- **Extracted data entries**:
— start —

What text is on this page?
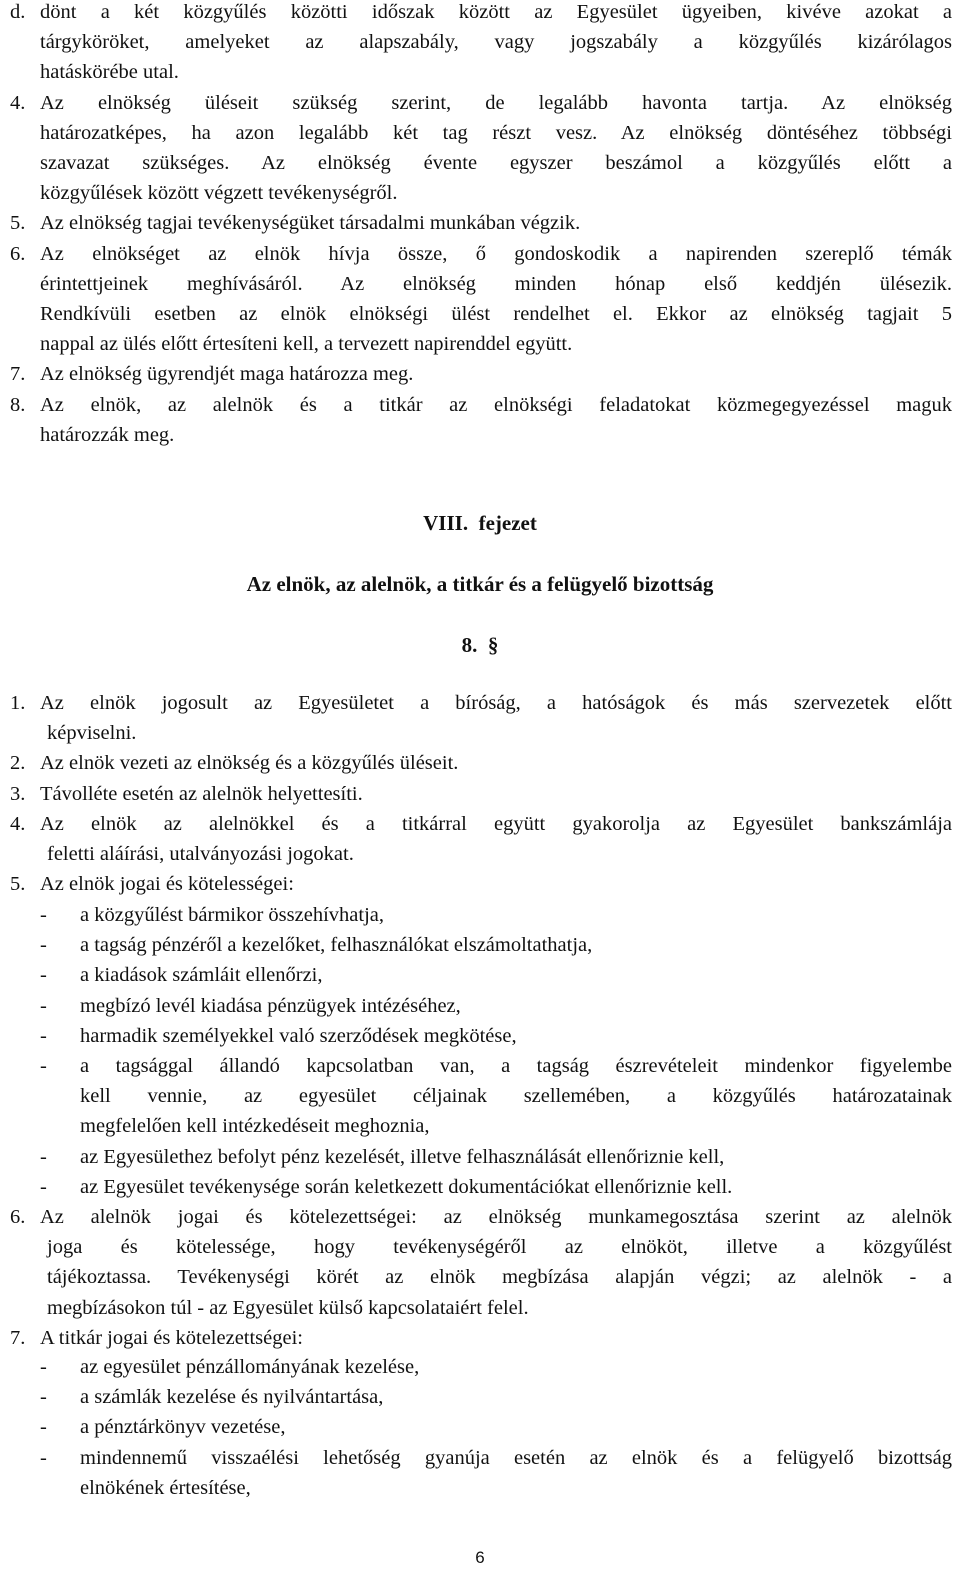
d. dönt a két közgyűlés közötti időszak között az Egyesület ügyeiben, kivéve azokat a
tárgyköröket, amelyeket az alapszabály, vagy jogszabály a közgyűlés kizárólagos
hatáskörébe utal.
4. Az elnökség üléseit szükség szerint, de legalább havonta tartja. Az elnökség
határozatképes, ha azon legalább két tag részt vesz. Az elnökség döntéséhez többségi
szavazat szükséges. Az elnökség évente egyszer beszámol a közgyűlés előtt a
közgyűlések között végzett tevékenységről.
5. Az elnökség tagjai tevékenységüket társadalmi munkában végzik.
6. Az elnökséget az elnök hívja össze, ő gondoskodik a napirenden szereplő témák
érintettjeinek meghívásáról. Az elnökség minden hónap első keddjén ülésezik.
Rendkívüli esetben az elnök elnökségi ülést rendelhet el. Ekkor az elnökség tagjait 5
nappal az ülés előtt értesíteni kell, a tervezett napirenddel együtt.
7. Az elnökség ügyrendjét maga határozza meg.
8. Az elnök, az alelnök és a titkár az elnökségi feladatokat közmegegyezéssel maguk
határozzák meg.
VIII.  fejezet
Az elnök, az alelnök, a titkár és a felügyelő bizottság
8.  §
1. Az elnök jogosult az Egyesületet a bíróság, a hatóságok és más szervezetek előtt
képviselni.
2. Az elnök vezeti az elnökség és a közgyűlés üléseit.
3. Távolléte esetén az alelnök helyettesíti.
4. Az elnök az alelnökkel és a titkárral együtt gyakorolja az Egyesület bankszámlája
feletti aláírási, utalványozási jogokat.
5. Az elnök jogai és kötelességei:
- a közgyűlést bármikor összehívhatja,
- a tagság pénzéről a kezelőket, felhasználókat elszámoltathatja,
- a kiadások számláit ellenőrzi,
- megbízó levél kiadása pénzügyek intézéséhez,
- harmadik személyekkel való szerződések megkötése,
- a tagsággal állandó kapcsolatban van, a tagság észrevételeit mindenkor figyelembe
kell vennie, az egyesület céljainak szellemében, a közgyűlés határozatainak
megfelelően kell intézkedéseit meghoznia,
- az Egyesülethez befolyt pénz kezelését, illetve felhasználását ellenőriznie kell,
- az Egyesület tevékenysége során keletkezett dokumentációkat ellenőriznie kell.
6. Az alelnök jogai és kötelezettségei: az elnökség munkamegosztása szerint az alelnök
joga és kötelessége, hogy tevékenységéről az elnököt, illetve a közgyűlést
tájékoztassa. Tevékenységi körét az elnök megbízása alapján végzi; az alelnök - a
megbízásokon túl - az Egyesület külső kapcsolataiért felel.
7. A titkár jogai és kötelezettségei:
- az egyesület pénzállományának kezelése,
- a számlák kezelése és nyilvántartása,
- a pénztárkönyv vezetése,
- mindennemű visszaélési lehetőség gyanúja esetén az elnök és a felügyelő bizottság
elnökének értesítése,
6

— end —

- **Required task**: Transcribe every record above exactly as written, leaving out any pictures.

- **Reply to the exercise**:
What text is on this page?
d. dönt a két közgyűlés közötti időszak között az Egyesület ügyeiben, kivéve azokat a
tárgyköröket, amelyeket az alapszabály, vagy jogszabály a közgyűlés kizárólagos
hatáskörébe utal.
4. Az elnökség üléseit szükség szerint, de legalább havonta tartja. Az elnökség
határozatképes, ha azon legalább két tag részt vesz. Az elnökség döntéséhez többségi
szavazat szükséges. Az elnökség évente egyszer beszámol a közgyűlés előtt a
közgyűlések között végzett tevékenységről.
5. Az elnökség tagjai tevékenységüket társadalmi munkában végzik.
6. Az elnökséget az elnök hívja össze, ő gondoskodik a napirenden szereplő témák
érintettjeinek meghívásáról. Az elnökség minden hónap első keddjén ülésezik.
Rendkívüli esetben az elnök elnökségi ülést rendelhet el. Ekkor az elnökség tagjait 5
nappal az ülés előtt értesíteni kell, a tervezett napirenddel együtt.
7. Az elnökség ügyrendjét maga határozza meg.
8. Az elnök, az alelnök és a titkár az elnökségi feladatokat közmegegyezéssel maguk
határozzák meg.
VIII.  fejezet
Az elnök, az alelnök, a titkár és a felügyelő bizottság
8.  §
1. Az elnök jogosult az Egyesületet a bíróság, a hatóságok és más szervezetek előtt
képviselni.
2. Az elnök vezeti az elnökség és a közgyűlés üléseit.
3. Távolléte esetén az alelnök helyettesíti.
4. Az elnök az alelnökkel és a titkárral együtt gyakorolja az Egyesület bankszámlája
feletti aláírási, utalványozási jogokat.
5. Az elnök jogai és kötelességei:
- a közgyűlést bármikor összehívhatja,
- a tagság pénzéről a kezelőket, felhasználókat elszámoltathatja,
- a kiadások számláit ellenőrzi,
- megbízó levél kiadása pénzügyek intézéséhez,
- harmadik személyekkel való szerződések megkötése,
- a tagsággal állandó kapcsolatban van, a tagság észrevételeit mindenkor figyelembe
kell vennie, az egyesület céljainak szellemében, a közgyűlés határozatainak
megfelelően kell intézkedéseit meghoznia,
- az Egyesülethez befolyt pénz kezelését, illetve felhasználását ellenőriznie kell,
- az Egyesület tevékenysége során keletkezett dokumentációkat ellenőriznie kell.
6. Az alelnök jogai és kötelezettségei: az elnökség munkamegosztása szerint az alelnök
joga és kötelessége, hogy tevékenységéről az elnököt, illetve a közgyűlést
tájékoztassa. Tevékenységi körét az elnök megbízása alapján végzi; az alelnök - a
megbízásokon túl - az Egyesület külső kapcsolataiért felel.
7. A titkár jogai és kötelezettségei:
- az egyesület pénzállományának kezelése,
- a számlák kezelése és nyilvántartása,
- a pénztárkönyv vezetése,
- mindennemű visszaélési lehetőség gyanúja esetén az elnök és a felügyelő bizottság
elnökének értesítése,
6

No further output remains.